━━ Supplied material ━━
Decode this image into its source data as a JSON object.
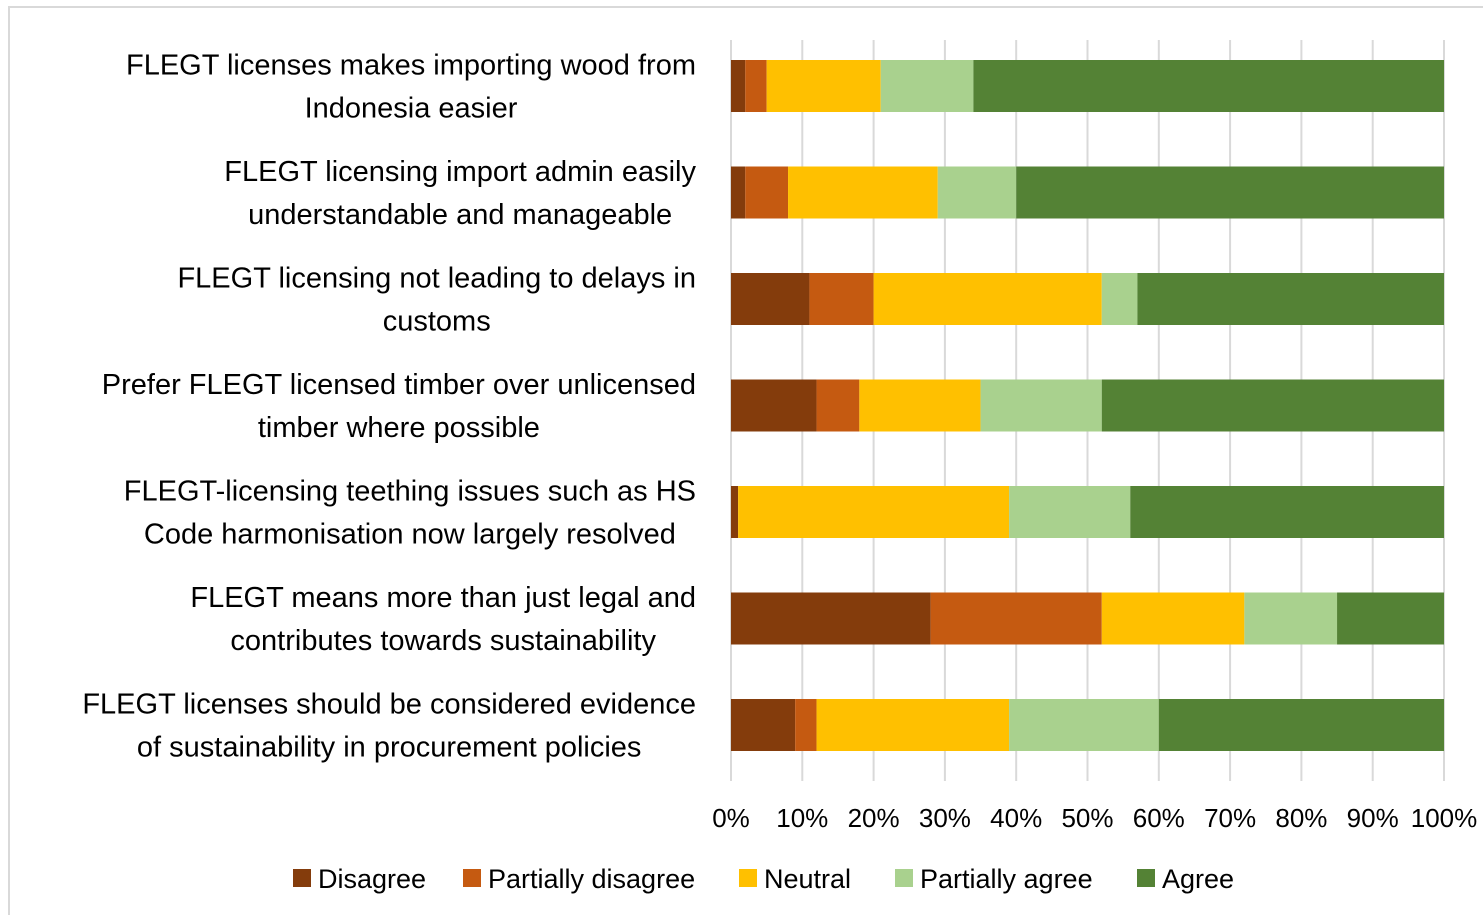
{
  "chart_data": {
    "type": "bar",
    "orientation": "horizontal",
    "stacked": "100%",
    "categories": [
      [
        "FLEGT licenses makes importing wood from",
        "Indonesia easier"
      ],
      [
        "FLEGT licensing import admin easily",
        "understandable and manageable"
      ],
      [
        "FLEGT licensing not leading to delays in",
        "customs"
      ],
      [
        "Prefer FLEGT licensed timber over unlicensed",
        "timber where possible"
      ],
      [
        "FLEGT-licensing teething issues such as HS",
        "Code harmonisation now largely resolved"
      ],
      [
        "FLEGT means more than just legal and",
        "contributes towards sustainability"
      ],
      [
        "FLEGT licenses should be considered evidence",
        "of sustainability in procurement policies"
      ]
    ],
    "series": [
      {
        "name": "Disagree",
        "color": "#843c0c",
        "values": [
          2,
          2,
          11,
          12,
          1,
          28,
          9
        ]
      },
      {
        "name": "Partially disagree",
        "color": "#c55a11",
        "values": [
          3,
          6,
          9,
          6,
          0,
          24,
          3
        ]
      },
      {
        "name": "Neutral",
        "color": "#ffc000",
        "values": [
          16,
          21,
          32,
          17,
          38,
          20,
          27
        ]
      },
      {
        "name": "Partially agree",
        "color": "#a9d18e",
        "values": [
          13,
          11,
          5,
          17,
          17,
          13,
          21
        ]
      },
      {
        "name": "Agree",
        "color": "#548235",
        "values": [
          66,
          60,
          43,
          48,
          44,
          15,
          40
        ]
      }
    ],
    "xticks": [
      "0%",
      "10%",
      "20%",
      "30%",
      "40%",
      "50%",
      "60%",
      "70%",
      "80%",
      "90%",
      "100%"
    ],
    "xlim": [
      0,
      100
    ],
    "grid": true,
    "legend_position": "bottom"
  }
}
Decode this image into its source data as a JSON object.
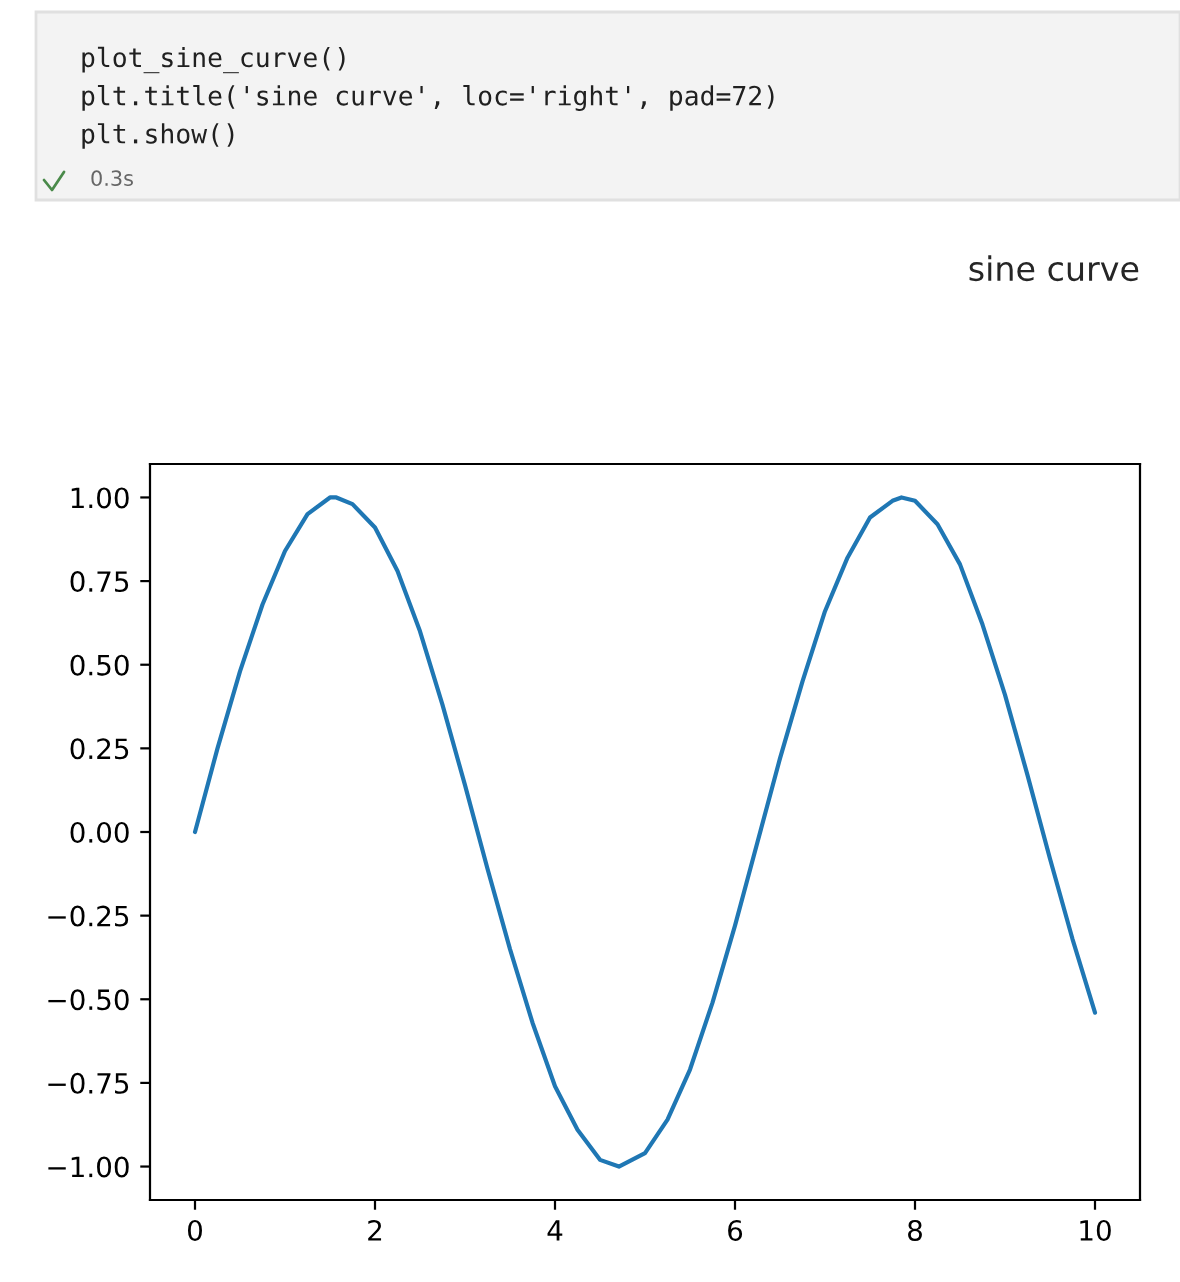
{
  "chart_data": {
    "type": "line",
    "title": "sine curve",
    "annotations": [
      "plot_sine_curve()",
      "plt.title('sine curve', loc='right', pad=72)",
      "plt.show()",
      "0.3s"
    ],
    "x": [
      0,
      0.25,
      0.5,
      0.75,
      1,
      1.25,
      1.5,
      1.57,
      1.75,
      2,
      2.25,
      2.5,
      2.75,
      3,
      3.25,
      3.5,
      3.75,
      4,
      4.25,
      4.5,
      4.71,
      5,
      5.25,
      5.5,
      5.75,
      6,
      6.25,
      6.5,
      6.75,
      7,
      7.25,
      7.5,
      7.75,
      7.85,
      8,
      8.25,
      8.5,
      8.75,
      9,
      9.25,
      9.5,
      9.75,
      10
    ],
    "series": [
      {
        "color": "#1f77b4",
        "values": [
          0,
          0.25,
          0.48,
          0.68,
          0.84,
          0.95,
          1.0,
          1.0,
          0.98,
          0.91,
          0.78,
          0.6,
          0.38,
          0.14,
          -0.11,
          -0.35,
          -0.57,
          -0.76,
          -0.89,
          -0.98,
          -1.0,
          -0.96,
          -0.86,
          -0.71,
          -0.51,
          -0.28,
          -0.03,
          0.22,
          0.45,
          0.66,
          0.82,
          0.94,
          0.99,
          1.0,
          0.99,
          0.92,
          0.8,
          0.62,
          0.41,
          0.17,
          -0.08,
          -0.32,
          -0.54
        ]
      }
    ],
    "xlim": [
      -0.5,
      10.5
    ],
    "ylim": [
      -1.1,
      1.1
    ],
    "xticks": [
      0,
      2,
      4,
      6,
      8,
      10
    ],
    "yticks": [
      {
        "value": -1,
        "label": "−1.00"
      },
      {
        "value": -0.75,
        "label": "−0.75"
      },
      {
        "value": -0.5,
        "label": "−0.50"
      },
      {
        "value": -0.25,
        "label": "−0.25"
      },
      {
        "value": 0,
        "label": "0.00"
      },
      {
        "value": 0.25,
        "label": "0.25"
      },
      {
        "value": 0.5,
        "label": "0.50"
      },
      {
        "value": 0.75,
        "label": "0.75"
      },
      {
        "value": 1,
        "label": "1.00"
      }
    ],
    "grid": false,
    "legend": false,
    "line_style": "solid",
    "marker": "none"
  }
}
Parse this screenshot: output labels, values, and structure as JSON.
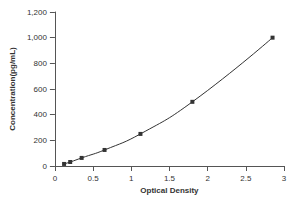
{
  "chart_data": {
    "type": "line",
    "x_label": "Optical Density",
    "y_label": "Concentration(pg/mL)",
    "x": [
      0.12,
      0.2,
      0.35,
      0.65,
      1.12,
      1.8,
      2.85
    ],
    "values": [
      16,
      31,
      63,
      125,
      250,
      500,
      1000
    ],
    "color": "#333333",
    "marker": "square",
    "line_style": "solid",
    "xlim": [
      0,
      3
    ],
    "xticks": [
      0,
      0.5,
      1,
      1.5,
      2,
      2.5,
      3
    ],
    "ylim": [
      0,
      1200
    ],
    "yticks": [
      0,
      200,
      400,
      600,
      800,
      1000,
      1200
    ],
    "grid": false
  }
}
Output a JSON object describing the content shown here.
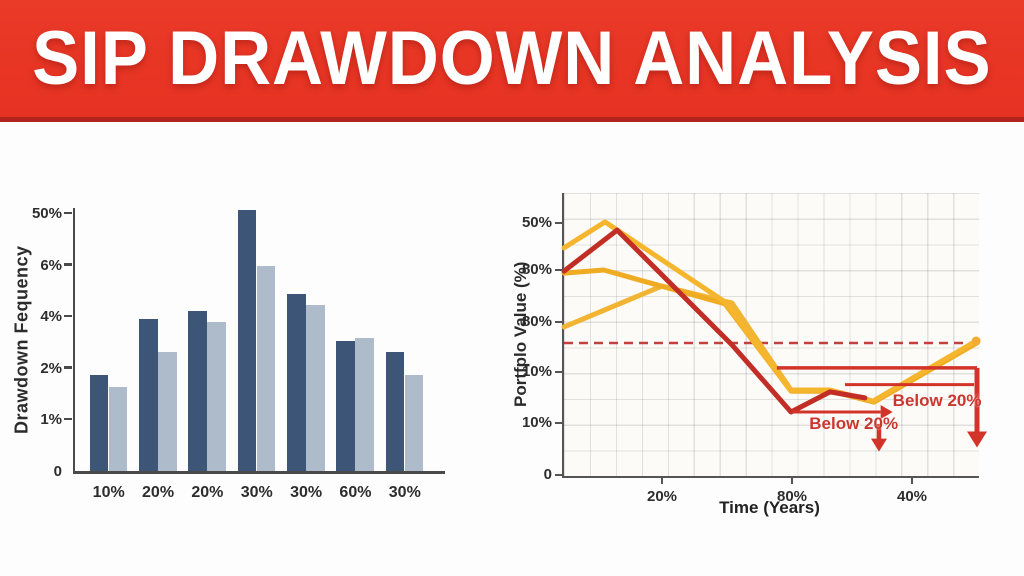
{
  "banner": {
    "title": "SIP DRAWDOWN ANALYSIS",
    "bg_color": "#e83a27",
    "strip_color": "#b0241c",
    "text_color": "#ffffff"
  },
  "chart_data": [
    {
      "type": "bar",
      "title": "",
      "ylabel": "Drawdown Fequency",
      "xlabel": "",
      "y_ticks": [
        "0",
        "1%",
        "2%",
        "4%",
        "6%",
        "50%"
      ],
      "categories": [
        "10%",
        "20%",
        "20%",
        "30%",
        "30%",
        "60%",
        "30%"
      ],
      "value_unit": "y-axis gridline steps (ticks are evenly spaced)",
      "series": [
        {
          "name": "dark-blue-bars",
          "color": "#3d5677",
          "values": [
            1.86,
            2.95,
            3.11,
            5.06,
            3.44,
            2.53,
            2.3
          ]
        },
        {
          "name": "light-blue-bars",
          "color": "#aebbcb",
          "values": [
            1.63,
            2.31,
            2.89,
            3.98,
            3.21,
            2.57,
            1.86
          ]
        }
      ],
      "grid": false,
      "legend": "none"
    },
    {
      "type": "line",
      "title": "",
      "ylabel": "Portfplo Value (%)",
      "xlabel": "Time (Years)",
      "y_ticks": [
        "50%",
        "80%",
        "80%",
        "10%",
        "10%",
        "0"
      ],
      "x_ticks": [
        "20%",
        "80%",
        "40%"
      ],
      "grid": true,
      "legend": "none",
      "coords_note": "points are [x,y] in percent of plot area, y measured from top",
      "series": [
        {
          "name": "yellow-line-lower",
          "color": "#f2b433",
          "points": [
            [
              0,
              47.3
            ],
            [
              23.6,
              32.9
            ],
            [
              40.5,
              38.9
            ],
            [
              54.9,
              70.0
            ],
            [
              64.6,
              70.0
            ],
            [
              74.7,
              73.9
            ],
            [
              99.5,
              52.7
            ]
          ]
        },
        {
          "name": "yellow-line-middle",
          "color": "#efac22",
          "points": [
            [
              0,
              28.3
            ],
            [
              9.6,
              27.2
            ],
            [
              38.8,
              39.2
            ],
            [
              54.7,
              70.0
            ],
            [
              64.3,
              70.0
            ],
            [
              74.7,
              73.9
            ],
            [
              99.5,
              53.0
            ]
          ]
        },
        {
          "name": "yellow-line-upper",
          "color": "#f5b62e",
          "points": [
            [
              0,
              19.4
            ],
            [
              9.9,
              10.2
            ],
            [
              38.8,
              38.5
            ],
            [
              54.5,
              69.6
            ],
            [
              64.1,
              69.6
            ],
            [
              74.5,
              73.5
            ],
            [
              99.3,
              52.3
            ]
          ]
        },
        {
          "name": "red-line",
          "color": "#c22e25",
          "points": [
            [
              0,
              27.6
            ],
            [
              12.8,
              13.1
            ],
            [
              40.5,
              53.7
            ],
            [
              54.7,
              77.4
            ],
            [
              64.1,
              70.3
            ],
            [
              72.5,
              72.4
            ]
          ]
        }
      ],
      "annotations": {
        "color": "#d2342a",
        "dashed_line": {
          "y": 53.0,
          "x1": 0,
          "x2": 100.5,
          "color": "#c4403e"
        },
        "threshold_line_right": {
          "y": 61.8,
          "x1": 51.3,
          "x2": 100,
          "drop_arrow_x": 100,
          "drop_arrow_y2": 85
        },
        "mid_line": {
          "y": 67.7,
          "x1": 67.7,
          "x2": 98.8
        },
        "low_line_arrow": {
          "y": 77.4,
          "x1": 54.9,
          "x2": 76.3
        },
        "small_down_arrow": {
          "x": 75.9,
          "y1": 81.6,
          "y2": 87.5
        },
        "yellow_end_dot": {
          "x": 99.3,
          "y": 52.3,
          "color": "#f3ac33"
        },
        "label_left": {
          "text": "Below 20%"
        },
        "label_right": {
          "text": "Below 20%"
        }
      }
    }
  ]
}
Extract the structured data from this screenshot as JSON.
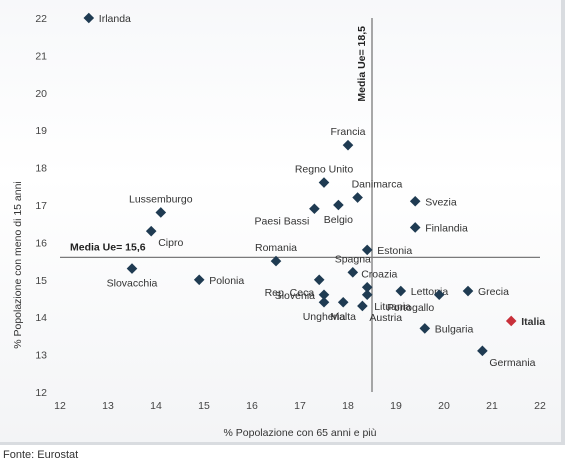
━━━
» Instructions to follow
Going through the entries above line by line, work out how many lines include the word "type". Only the number is required.

» Written solution
5